● **YOUR TASK**
Reproduce every record below exactly as written, leaving out any pictures.

====== DATA ======

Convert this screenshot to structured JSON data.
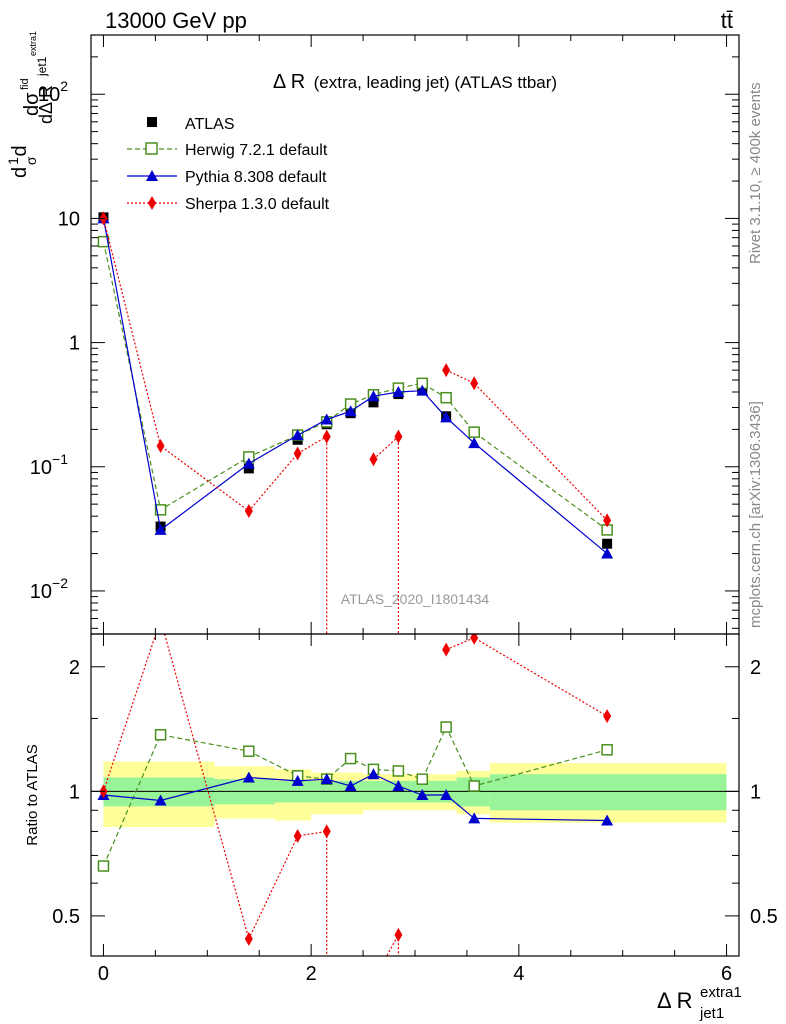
{
  "header": {
    "energy": "13000 GeV pp",
    "process": "tt̄"
  },
  "side_text": {
    "rivet": "Rivet 3.1.10, ≥ 400k events",
    "site": "mcplots.cern.ch [arXiv:1306.3436]"
  },
  "chart_data": {
    "type": "line",
    "title": "Δ R (extra, leading jet) (ATLAS ttbar)",
    "title_main": "Δ R",
    "title_rest": "(extra, leading jet) (ATLAS ttbar)",
    "analysis_label": "ATLAS_2020_I1801434",
    "xlabel_main": "Δ R",
    "xlabel_sup": "extra1",
    "xlabel_sub": "jet1",
    "ylabel_upper": "dσ / dΔ R (1/σ)",
    "ylabel_ratio": "Ratio to ATLAS",
    "xlim": [
      -0.12,
      6.12
    ],
    "ylim_upper": [
      0.0045,
      300
    ],
    "y_scale_upper": "log",
    "ylim_ratio": [
      0.4,
      2.4
    ],
    "y_scale_ratio": "log",
    "x_ticks": [
      "0",
      "2",
      "4",
      "6"
    ],
    "y_ticks_upper": [
      {
        "base": "10",
        "exp": "−2",
        "value": 0.01
      },
      {
        "base": "10",
        "exp": "−1",
        "value": 0.1
      },
      {
        "base": "1",
        "exp": "",
        "value": 1
      },
      {
        "base": "10",
        "exp": "",
        "value": 10
      },
      {
        "base": "10",
        "exp": "2",
        "value": 100
      }
    ],
    "y_ticks_ratio": [
      {
        "label": "0.5",
        "value": 0.5
      },
      {
        "label": "1",
        "value": 1
      },
      {
        "label": "2",
        "value": 2
      }
    ],
    "legend_position": "top-left",
    "x": [
      0.0,
      0.55,
      1.4,
      1.87,
      2.15,
      2.38,
      2.6,
      2.84,
      3.07,
      3.3,
      3.57,
      4.85
    ],
    "series": [
      {
        "name": "ATLAS",
        "color": "#000000",
        "marker": "square",
        "values": [
          10.2,
          0.033,
          0.097,
          0.165,
          0.22,
          0.27,
          0.33,
          0.385,
          0.42,
          0.255,
          0.19,
          0.024
        ]
      },
      {
        "name": "Herwig 7.2.1 default",
        "color": "#4a8f1e",
        "marker": "open-square",
        "dash": "dashed",
        "values": [
          6.5,
          0.045,
          0.12,
          0.18,
          0.23,
          0.32,
          0.38,
          0.43,
          0.47,
          0.36,
          0.19,
          0.031
        ]
      },
      {
        "name": "Pythia 8.308 default",
        "color": "#0000cc",
        "marker": "triangle",
        "dash": "solid",
        "values": [
          10.0,
          0.031,
          0.106,
          0.18,
          0.24,
          0.28,
          0.37,
          0.4,
          0.41,
          0.25,
          0.155,
          0.02
        ]
      },
      {
        "name": "Sherpa 1.3.0 default",
        "color": "#ee0000",
        "marker": "diamond",
        "dash": "dotted",
        "values": [
          10.0,
          0.147,
          0.044,
          0.128,
          0.175,
          null,
          0.115,
          0.175,
          null,
          0.6,
          0.47,
          0.037
        ]
      }
    ],
    "ratio": {
      "Herwig 7.2.1 default": [
        0.66,
        1.37,
        1.25,
        1.09,
        1.07,
        1.2,
        1.13,
        1.12,
        1.07,
        1.43,
        1.03,
        1.26
      ],
      "Pythia 8.308 default": [
        0.98,
        0.95,
        1.08,
        1.06,
        1.07,
        1.03,
        1.1,
        1.03,
        0.98,
        0.98,
        0.86,
        0.85
      ],
      "Sherpa 1.3.0 default": [
        1.0,
        2.6,
        0.44,
        0.78,
        0.8,
        null,
        0.35,
        0.45,
        null,
        2.2,
        2.35,
        1.52
      ]
    },
    "band": {
      "inner": [
        {
          "x0": 0.0,
          "x1": 1.07,
          "lo": 0.92,
          "hi": 1.08
        },
        {
          "x0": 1.07,
          "x1": 1.65,
          "lo": 0.93,
          "hi": 1.07
        },
        {
          "x0": 1.65,
          "x1": 3.4,
          "lo": 0.94,
          "hi": 1.06
        },
        {
          "x0": 3.4,
          "x1": 3.72,
          "lo": 0.92,
          "hi": 1.08
        },
        {
          "x0": 3.72,
          "x1": 6.0,
          "lo": 0.9,
          "hi": 1.1
        }
      ],
      "outer": [
        {
          "x0": 0.0,
          "x1": 1.07,
          "lo": 0.82,
          "hi": 1.18
        },
        {
          "x0": 1.07,
          "x1": 1.65,
          "lo": 0.86,
          "hi": 1.15
        },
        {
          "x0": 1.65,
          "x1": 2.0,
          "lo": 0.85,
          "hi": 1.13
        },
        {
          "x0": 2.0,
          "x1": 2.5,
          "lo": 0.88,
          "hi": 1.11
        },
        {
          "x0": 2.5,
          "x1": 3.4,
          "lo": 0.9,
          "hi": 1.1
        },
        {
          "x0": 3.4,
          "x1": 3.72,
          "lo": 0.88,
          "hi": 1.12
        },
        {
          "x0": 3.72,
          "x1": 6.0,
          "lo": 0.84,
          "hi": 1.17
        }
      ]
    }
  }
}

======

● **SOLUTION TO THIS TASK**
Convert this screenshot to structured JSON data.
{
  "header": {
    "energy": "13000 GeV pp",
    "process": "tt̄"
  },
  "side_text": {
    "rivet": "Rivet 3.1.10, ≥ 400k events",
    "site": "mcplots.cern.ch [arXiv:1306.3436]"
  },
  "chart_data": {
    "type": "line",
    "title": "Δ R (extra, leading jet) (ATLAS ttbar)",
    "title_main": "Δ R",
    "title_rest": "(extra, leading jet) (ATLAS ttbar)",
    "analysis_label": "ATLAS_2020_I1801434",
    "xlabel_main": "Δ R",
    "xlabel_sup": "extra1",
    "xlabel_sub": "jet1",
    "ylabel_upper": "dσ / dΔ R (1/σ)",
    "ylabel_ratio": "Ratio to ATLAS",
    "xlim": [
      -0.12,
      6.12
    ],
    "ylim_upper": [
      0.0045,
      300
    ],
    "y_scale_upper": "log",
    "ylim_ratio": [
      0.4,
      2.4
    ],
    "y_scale_ratio": "log",
    "x_ticks": [
      "0",
      "2",
      "4",
      "6"
    ],
    "y_ticks_upper": [
      {
        "base": "10",
        "exp": "−2",
        "value": 0.01
      },
      {
        "base": "10",
        "exp": "−1",
        "value": 0.1
      },
      {
        "base": "1",
        "exp": "",
        "value": 1
      },
      {
        "base": "10",
        "exp": "",
        "value": 10
      },
      {
        "base": "10",
        "exp": "2",
        "value": 100
      }
    ],
    "y_ticks_ratio": [
      {
        "label": "0.5",
        "value": 0.5
      },
      {
        "label": "1",
        "value": 1
      },
      {
        "label": "2",
        "value": 2
      }
    ],
    "legend_position": "top-left",
    "x": [
      0.0,
      0.55,
      1.4,
      1.87,
      2.15,
      2.38,
      2.6,
      2.84,
      3.07,
      3.3,
      3.57,
      4.85
    ],
    "series": [
      {
        "name": "ATLAS",
        "color": "#000000",
        "marker": "square",
        "values": [
          10.2,
          0.033,
          0.097,
          0.165,
          0.22,
          0.27,
          0.33,
          0.385,
          0.42,
          0.255,
          0.19,
          0.024
        ]
      },
      {
        "name": "Herwig 7.2.1 default",
        "color": "#4a8f1e",
        "marker": "open-square",
        "dash": "dashed",
        "values": [
          6.5,
          0.045,
          0.12,
          0.18,
          0.23,
          0.32,
          0.38,
          0.43,
          0.47,
          0.36,
          0.19,
          0.031
        ]
      },
      {
        "name": "Pythia 8.308 default",
        "color": "#0000cc",
        "marker": "triangle",
        "dash": "solid",
        "values": [
          10.0,
          0.031,
          0.106,
          0.18,
          0.24,
          0.28,
          0.37,
          0.4,
          0.41,
          0.25,
          0.155,
          0.02
        ]
      },
      {
        "name": "Sherpa 1.3.0 default",
        "color": "#ee0000",
        "marker": "diamond",
        "dash": "dotted",
        "values": [
          10.0,
          0.147,
          0.044,
          0.128,
          0.175,
          null,
          0.115,
          0.175,
          null,
          0.6,
          0.47,
          0.037
        ]
      }
    ],
    "ratio": {
      "Herwig 7.2.1 default": [
        0.66,
        1.37,
        1.25,
        1.09,
        1.07,
        1.2,
        1.13,
        1.12,
        1.07,
        1.43,
        1.03,
        1.26
      ],
      "Pythia 8.308 default": [
        0.98,
        0.95,
        1.08,
        1.06,
        1.07,
        1.03,
        1.1,
        1.03,
        0.98,
        0.98,
        0.86,
        0.85
      ],
      "Sherpa 1.3.0 default": [
        1.0,
        2.6,
        0.44,
        0.78,
        0.8,
        null,
        0.35,
        0.45,
        null,
        2.2,
        2.35,
        1.52
      ]
    },
    "band": {
      "inner": [
        {
          "x0": 0.0,
          "x1": 1.07,
          "lo": 0.92,
          "hi": 1.08
        },
        {
          "x0": 1.07,
          "x1": 1.65,
          "lo": 0.93,
          "hi": 1.07
        },
        {
          "x0": 1.65,
          "x1": 3.4,
          "lo": 0.94,
          "hi": 1.06
        },
        {
          "x0": 3.4,
          "x1": 3.72,
          "lo": 0.92,
          "hi": 1.08
        },
        {
          "x0": 3.72,
          "x1": 6.0,
          "lo": 0.9,
          "hi": 1.1
        }
      ],
      "outer": [
        {
          "x0": 0.0,
          "x1": 1.07,
          "lo": 0.82,
          "hi": 1.18
        },
        {
          "x0": 1.07,
          "x1": 1.65,
          "lo": 0.86,
          "hi": 1.15
        },
        {
          "x0": 1.65,
          "x1": 2.0,
          "lo": 0.85,
          "hi": 1.13
        },
        {
          "x0": 2.0,
          "x1": 2.5,
          "lo": 0.88,
          "hi": 1.11
        },
        {
          "x0": 2.5,
          "x1": 3.4,
          "lo": 0.9,
          "hi": 1.1
        },
        {
          "x0": 3.4,
          "x1": 3.72,
          "lo": 0.88,
          "hi": 1.12
        },
        {
          "x0": 3.72,
          "x1": 6.0,
          "lo": 0.84,
          "hi": 1.17
        }
      ]
    }
  }
}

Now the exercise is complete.